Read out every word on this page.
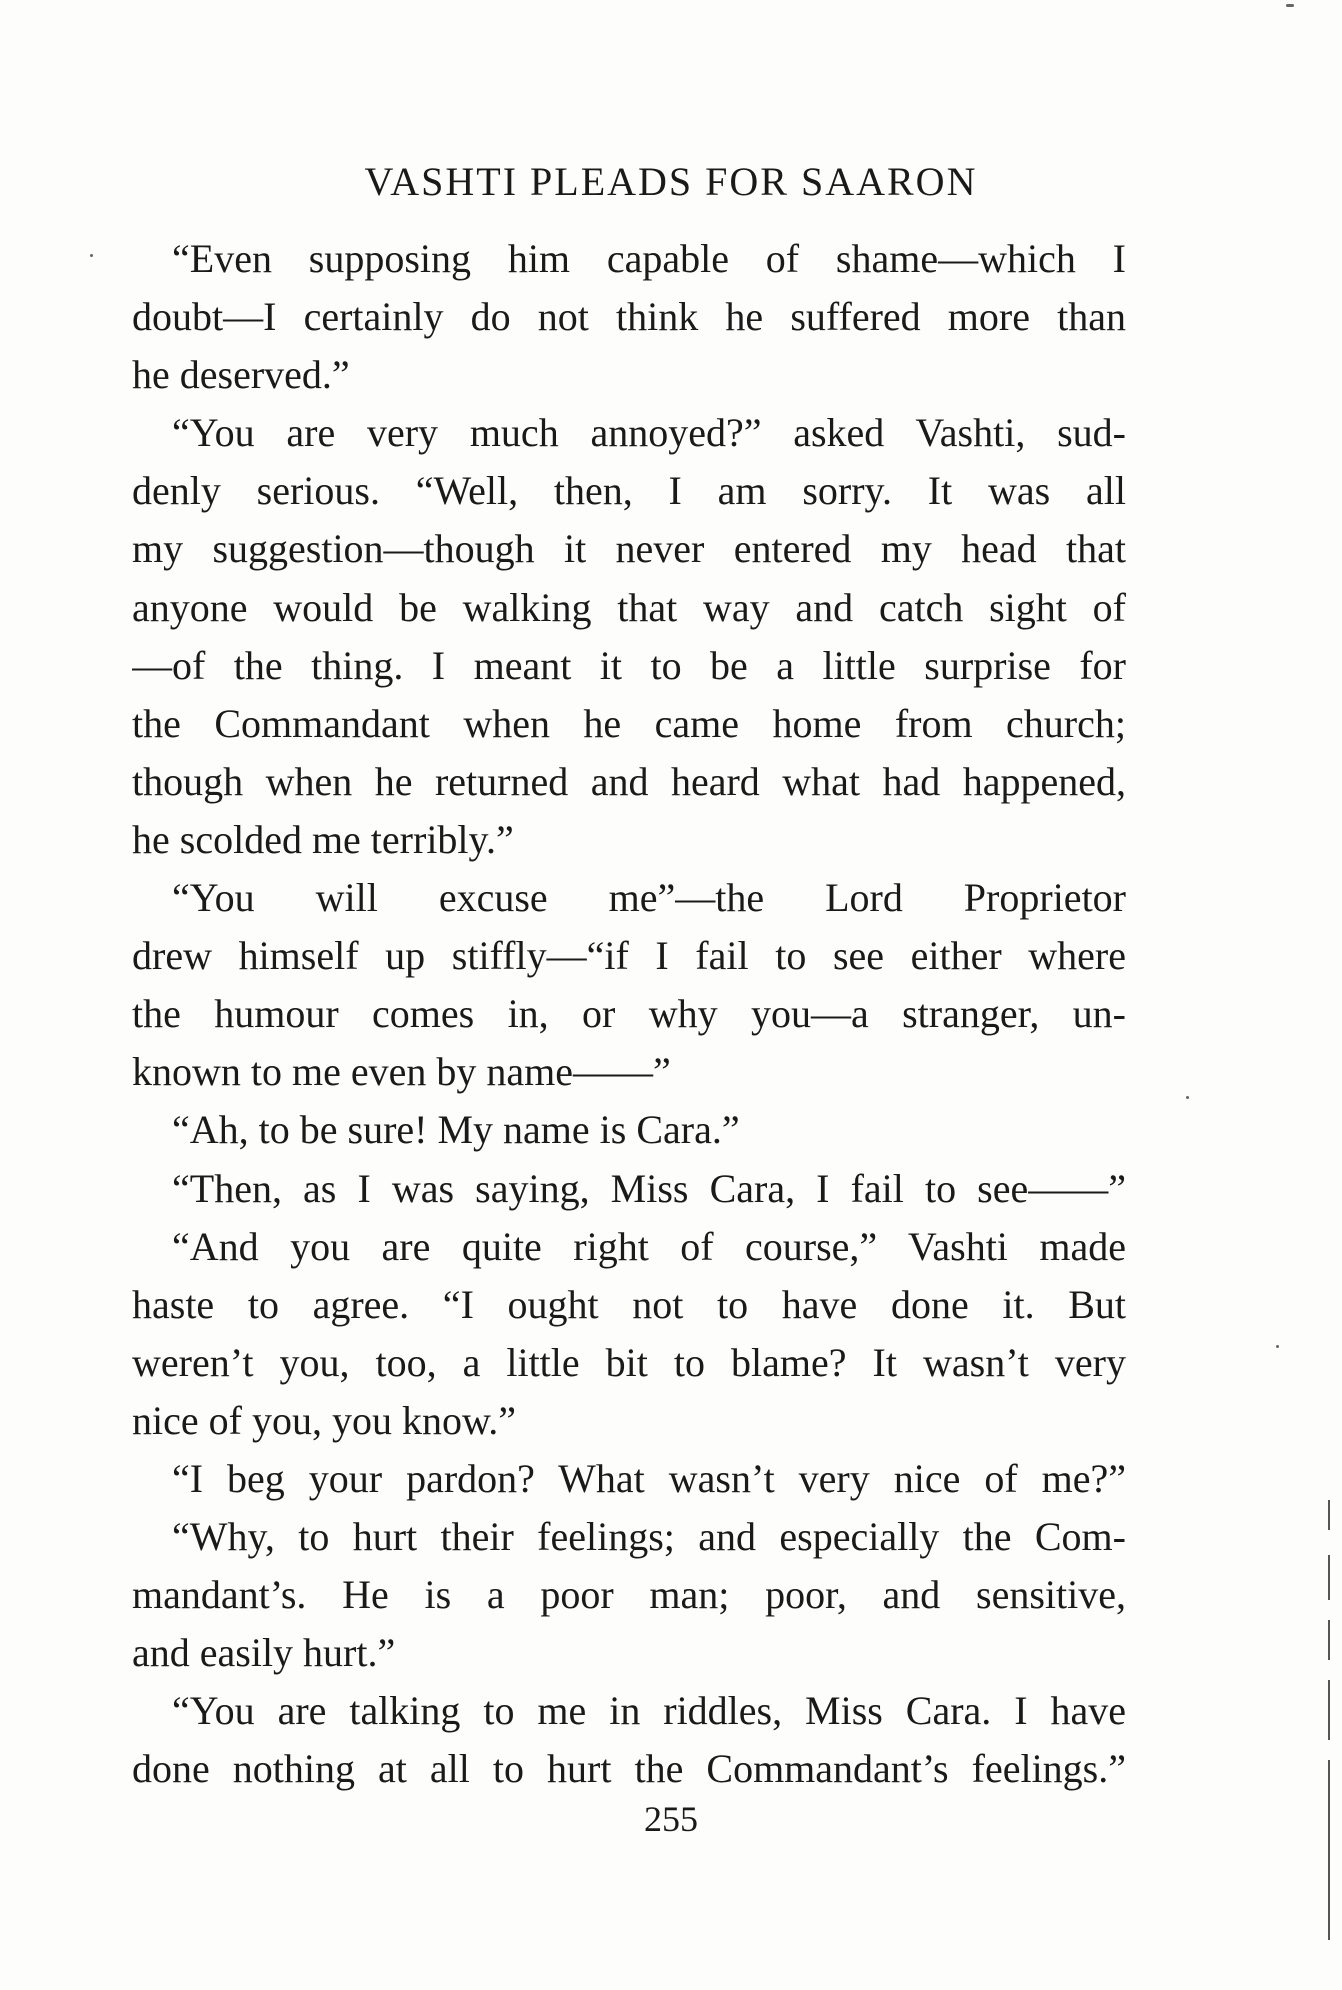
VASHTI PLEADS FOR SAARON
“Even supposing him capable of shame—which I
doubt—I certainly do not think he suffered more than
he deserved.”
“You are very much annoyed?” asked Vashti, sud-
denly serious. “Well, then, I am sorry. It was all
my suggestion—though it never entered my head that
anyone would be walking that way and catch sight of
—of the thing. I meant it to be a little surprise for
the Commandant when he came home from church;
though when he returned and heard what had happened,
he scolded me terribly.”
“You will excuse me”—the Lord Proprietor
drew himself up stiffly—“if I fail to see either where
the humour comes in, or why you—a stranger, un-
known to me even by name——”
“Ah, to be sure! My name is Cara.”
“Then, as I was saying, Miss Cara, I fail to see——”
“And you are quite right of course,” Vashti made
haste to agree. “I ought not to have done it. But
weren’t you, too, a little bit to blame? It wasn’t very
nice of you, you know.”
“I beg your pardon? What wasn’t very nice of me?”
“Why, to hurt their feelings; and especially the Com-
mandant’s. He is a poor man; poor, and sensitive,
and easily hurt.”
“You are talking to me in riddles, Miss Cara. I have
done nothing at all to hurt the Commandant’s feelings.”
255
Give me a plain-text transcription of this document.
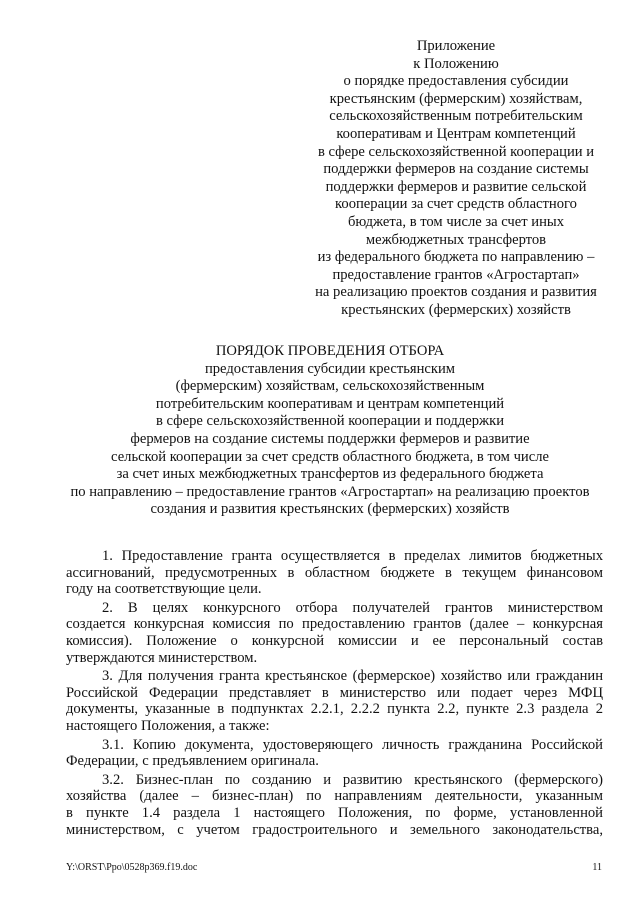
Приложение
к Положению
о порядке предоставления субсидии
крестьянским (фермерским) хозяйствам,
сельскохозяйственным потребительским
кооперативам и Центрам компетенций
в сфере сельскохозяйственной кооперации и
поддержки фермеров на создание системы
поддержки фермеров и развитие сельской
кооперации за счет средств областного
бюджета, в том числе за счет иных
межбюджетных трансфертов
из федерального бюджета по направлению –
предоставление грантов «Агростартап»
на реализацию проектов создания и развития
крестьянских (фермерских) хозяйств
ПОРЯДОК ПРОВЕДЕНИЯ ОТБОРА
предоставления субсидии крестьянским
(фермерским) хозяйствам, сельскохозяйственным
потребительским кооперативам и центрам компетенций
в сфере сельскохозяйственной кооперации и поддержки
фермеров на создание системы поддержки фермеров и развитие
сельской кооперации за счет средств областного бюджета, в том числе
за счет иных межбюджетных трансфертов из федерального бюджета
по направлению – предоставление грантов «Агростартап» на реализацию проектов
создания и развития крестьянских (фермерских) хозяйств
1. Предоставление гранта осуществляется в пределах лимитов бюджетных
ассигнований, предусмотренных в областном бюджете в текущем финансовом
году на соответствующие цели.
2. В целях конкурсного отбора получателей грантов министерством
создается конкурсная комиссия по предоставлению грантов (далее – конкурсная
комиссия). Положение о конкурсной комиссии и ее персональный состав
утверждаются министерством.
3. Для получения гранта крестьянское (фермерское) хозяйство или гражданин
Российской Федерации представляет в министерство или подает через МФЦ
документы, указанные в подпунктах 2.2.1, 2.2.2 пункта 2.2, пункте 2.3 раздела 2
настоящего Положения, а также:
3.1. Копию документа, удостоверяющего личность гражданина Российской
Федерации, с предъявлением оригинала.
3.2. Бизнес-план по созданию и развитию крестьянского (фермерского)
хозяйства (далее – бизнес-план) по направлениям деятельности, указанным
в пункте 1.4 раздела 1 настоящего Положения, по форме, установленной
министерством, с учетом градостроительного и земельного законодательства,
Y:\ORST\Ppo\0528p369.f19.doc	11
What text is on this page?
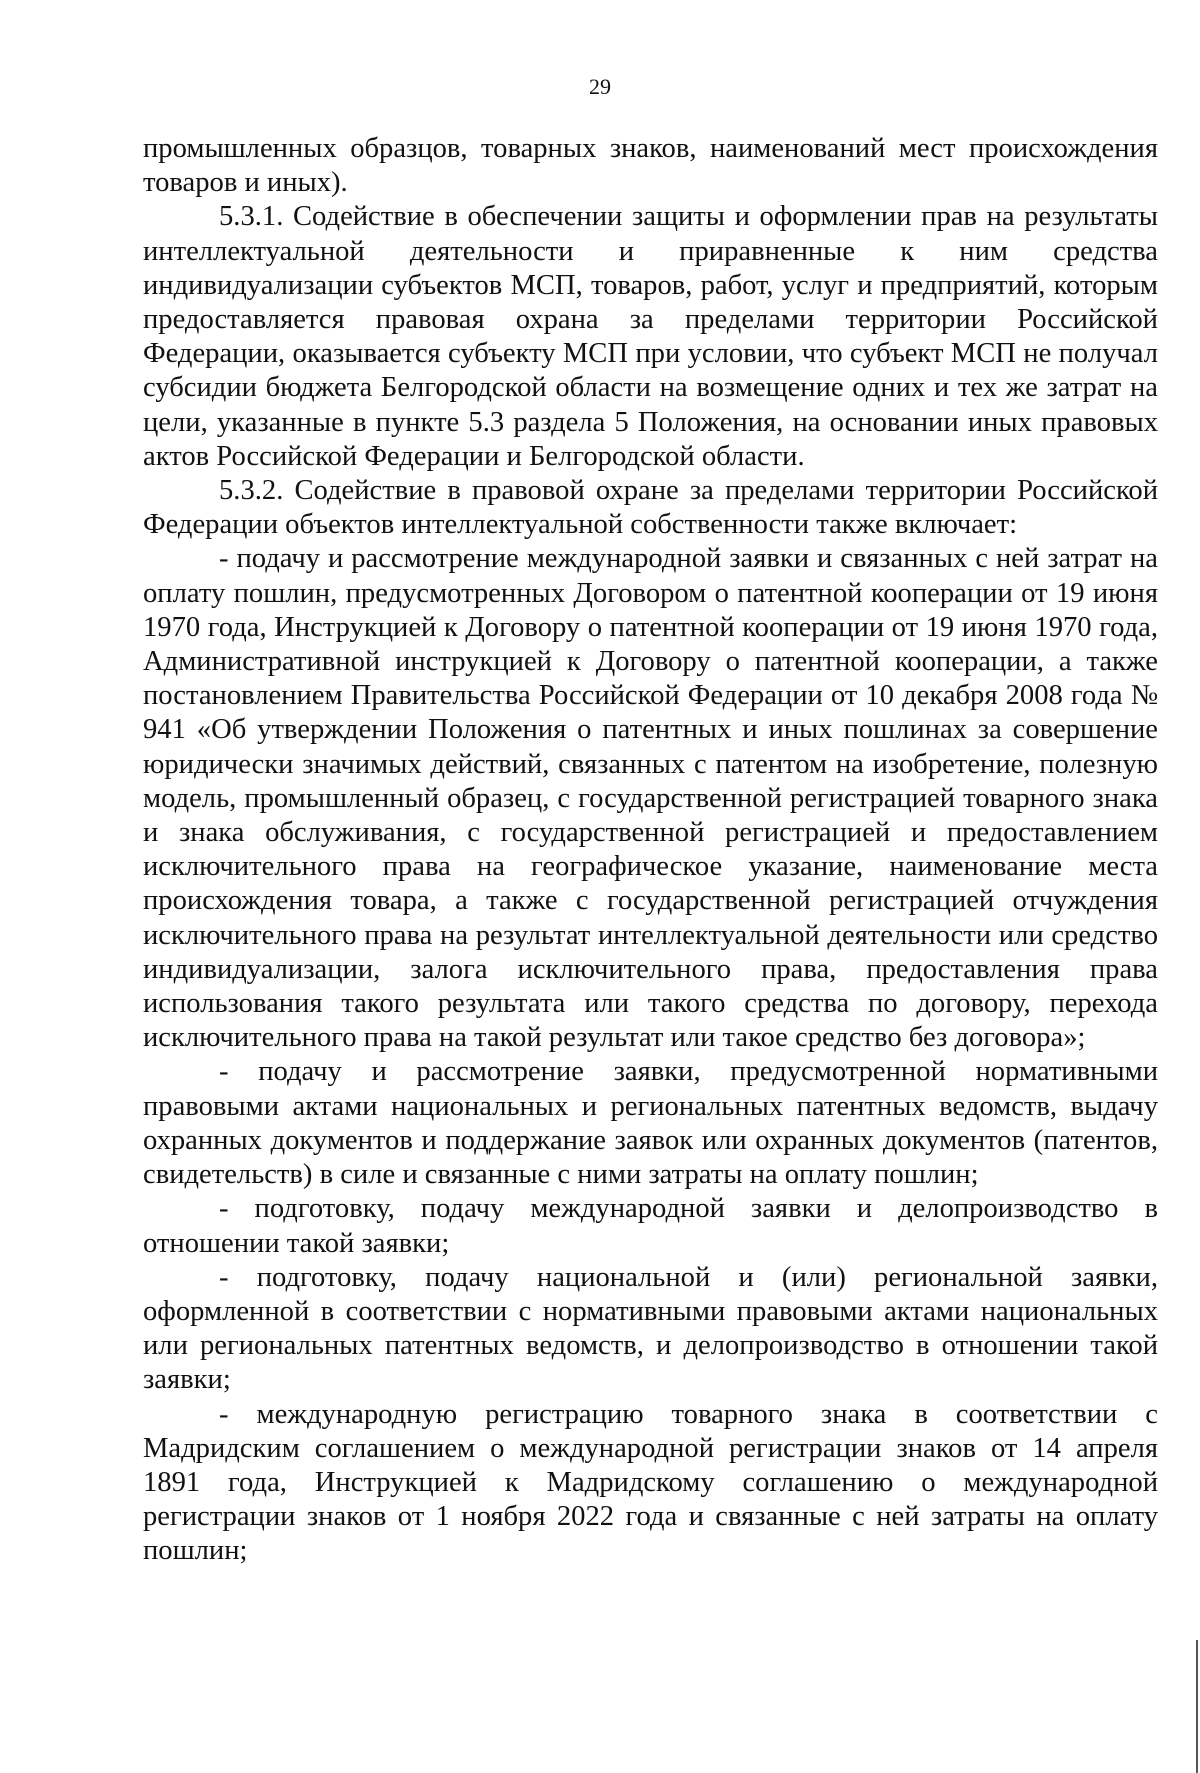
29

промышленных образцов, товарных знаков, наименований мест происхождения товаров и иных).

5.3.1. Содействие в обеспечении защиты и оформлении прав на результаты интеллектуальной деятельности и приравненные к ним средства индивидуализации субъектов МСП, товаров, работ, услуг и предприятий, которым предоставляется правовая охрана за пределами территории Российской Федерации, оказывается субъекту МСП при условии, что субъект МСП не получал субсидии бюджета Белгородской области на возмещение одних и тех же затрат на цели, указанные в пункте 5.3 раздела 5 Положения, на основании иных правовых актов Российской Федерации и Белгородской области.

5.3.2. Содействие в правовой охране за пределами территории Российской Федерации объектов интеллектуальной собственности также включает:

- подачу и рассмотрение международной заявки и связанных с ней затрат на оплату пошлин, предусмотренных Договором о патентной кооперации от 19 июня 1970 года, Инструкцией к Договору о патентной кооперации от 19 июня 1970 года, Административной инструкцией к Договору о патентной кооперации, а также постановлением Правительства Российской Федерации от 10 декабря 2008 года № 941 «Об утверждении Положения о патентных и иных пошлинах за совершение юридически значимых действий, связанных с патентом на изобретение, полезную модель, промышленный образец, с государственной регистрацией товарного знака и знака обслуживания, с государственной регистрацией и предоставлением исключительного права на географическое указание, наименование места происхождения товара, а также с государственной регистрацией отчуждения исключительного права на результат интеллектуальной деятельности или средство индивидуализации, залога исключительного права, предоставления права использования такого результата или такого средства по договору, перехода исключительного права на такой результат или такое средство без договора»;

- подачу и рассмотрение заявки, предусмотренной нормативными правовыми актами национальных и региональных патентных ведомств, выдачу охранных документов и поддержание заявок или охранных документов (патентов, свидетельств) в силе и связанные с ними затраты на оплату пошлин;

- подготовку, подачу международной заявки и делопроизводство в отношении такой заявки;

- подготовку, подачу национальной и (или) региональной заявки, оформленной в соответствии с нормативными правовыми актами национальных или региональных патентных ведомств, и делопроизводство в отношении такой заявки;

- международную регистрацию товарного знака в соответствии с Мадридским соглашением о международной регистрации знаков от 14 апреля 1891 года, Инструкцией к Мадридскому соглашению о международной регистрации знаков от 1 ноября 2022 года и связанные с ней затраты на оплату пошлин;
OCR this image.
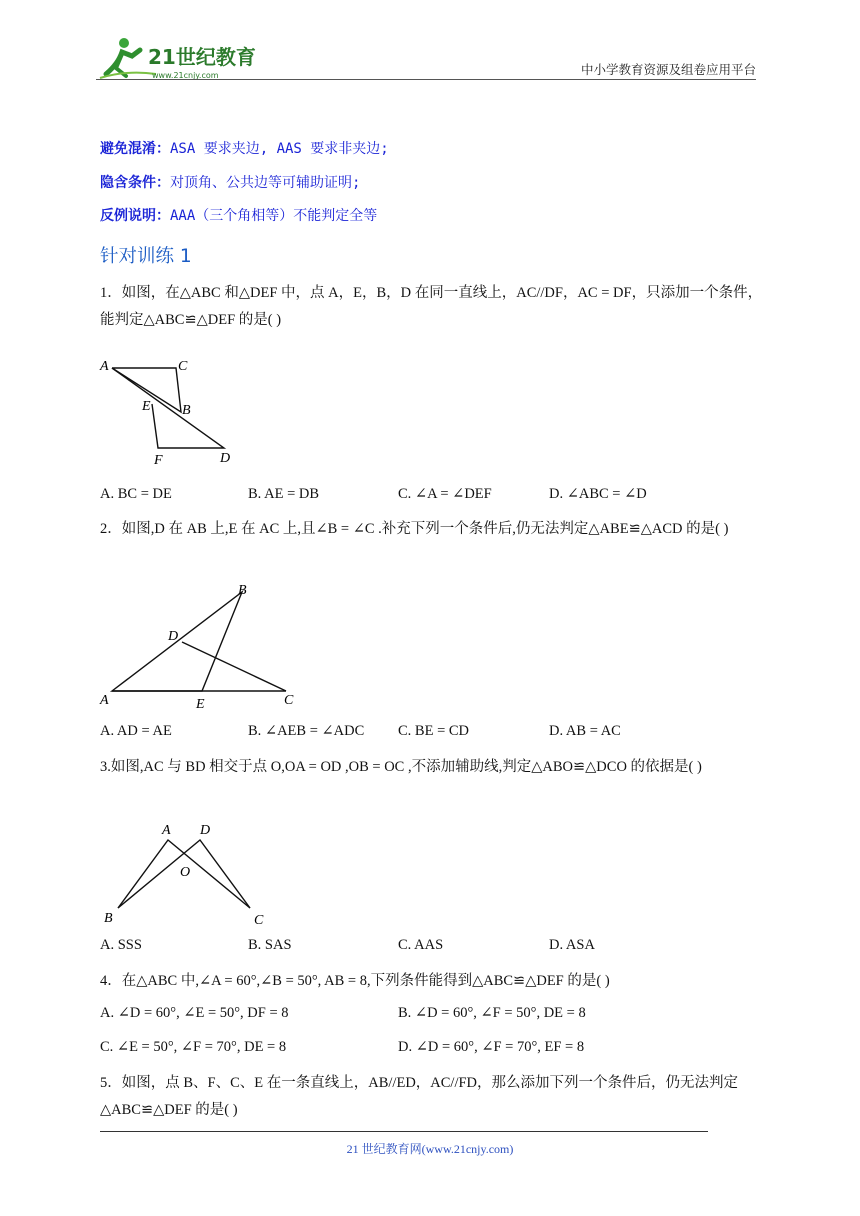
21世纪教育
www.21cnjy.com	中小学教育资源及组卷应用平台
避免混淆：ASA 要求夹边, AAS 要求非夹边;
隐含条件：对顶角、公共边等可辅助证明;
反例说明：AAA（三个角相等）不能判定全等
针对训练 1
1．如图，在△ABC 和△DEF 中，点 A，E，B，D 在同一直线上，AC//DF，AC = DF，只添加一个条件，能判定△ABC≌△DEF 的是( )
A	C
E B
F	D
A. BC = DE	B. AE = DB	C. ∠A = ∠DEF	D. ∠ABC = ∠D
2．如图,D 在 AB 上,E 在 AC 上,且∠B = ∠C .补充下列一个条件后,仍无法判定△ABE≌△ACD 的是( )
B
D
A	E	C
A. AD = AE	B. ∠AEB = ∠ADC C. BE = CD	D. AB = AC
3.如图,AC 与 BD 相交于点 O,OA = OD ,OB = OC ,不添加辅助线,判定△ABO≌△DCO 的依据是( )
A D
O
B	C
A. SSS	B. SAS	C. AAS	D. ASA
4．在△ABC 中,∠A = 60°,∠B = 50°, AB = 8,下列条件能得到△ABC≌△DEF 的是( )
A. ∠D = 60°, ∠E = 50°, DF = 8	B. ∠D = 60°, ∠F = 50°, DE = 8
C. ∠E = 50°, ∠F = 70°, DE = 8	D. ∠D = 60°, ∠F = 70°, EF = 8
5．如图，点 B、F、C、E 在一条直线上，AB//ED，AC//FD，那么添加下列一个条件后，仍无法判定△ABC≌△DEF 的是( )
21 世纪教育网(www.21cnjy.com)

....

*What you should do*: Exactly the lines from the one with "OCR this image." through the end of the listing above are to be repeated, with no pictures.

*Result of this exercise*:
OCR this image.
21世纪教育
www.21cnjy.com	中小学教育资源及组卷应用平台
避免混淆：ASA 要求夹边, AAS 要求非夹边;
隐含条件：对顶角、公共边等可辅助证明;
反例说明：AAA（三个角相等）不能判定全等
针对训练 1
1．如图，在△ABC 和△DEF 中，点 A，E，B，D 在同一直线上，AC//DF，AC = DF，只添加一个条件，能判定△ABC≌△DEF 的是( )
A	C
E B
F	D
A. BC = DE	B. AE = DB	C. ∠A = ∠DEF	D. ∠ABC = ∠D
2．如图,D 在 AB 上,E 在 AC 上,且∠B = ∠C .补充下列一个条件后,仍无法判定△ABE≌△ACD 的是( )
B
D
A	E	C
A. AD = AE	B. ∠AEB = ∠ADC C. BE = CD	D. AB = AC
3.如图,AC 与 BD 相交于点 O,OA = OD ,OB = OC ,不添加辅助线,判定△ABO≌△DCO 的依据是( )
A D
O
B	C
A. SSS	B. SAS	C. AAS	D. ASA
4．在△ABC 中,∠A = 60°,∠B = 50°, AB = 8,下列条件能得到△ABC≌△DEF 的是( )
A. ∠D = 60°, ∠E = 50°, DF = 8	B. ∠D = 60°, ∠F = 50°, DE = 8
C. ∠E = 50°, ∠F = 70°, DE = 8	D. ∠D = 60°, ∠F = 70°, EF = 8
5．如图，点 B、F、C、E 在一条直线上，AB//ED，AC//FD，那么添加下列一个条件后，仍无法判定△ABC≌△DEF 的是( )
21 世纪教育网(www.21cnjy.com)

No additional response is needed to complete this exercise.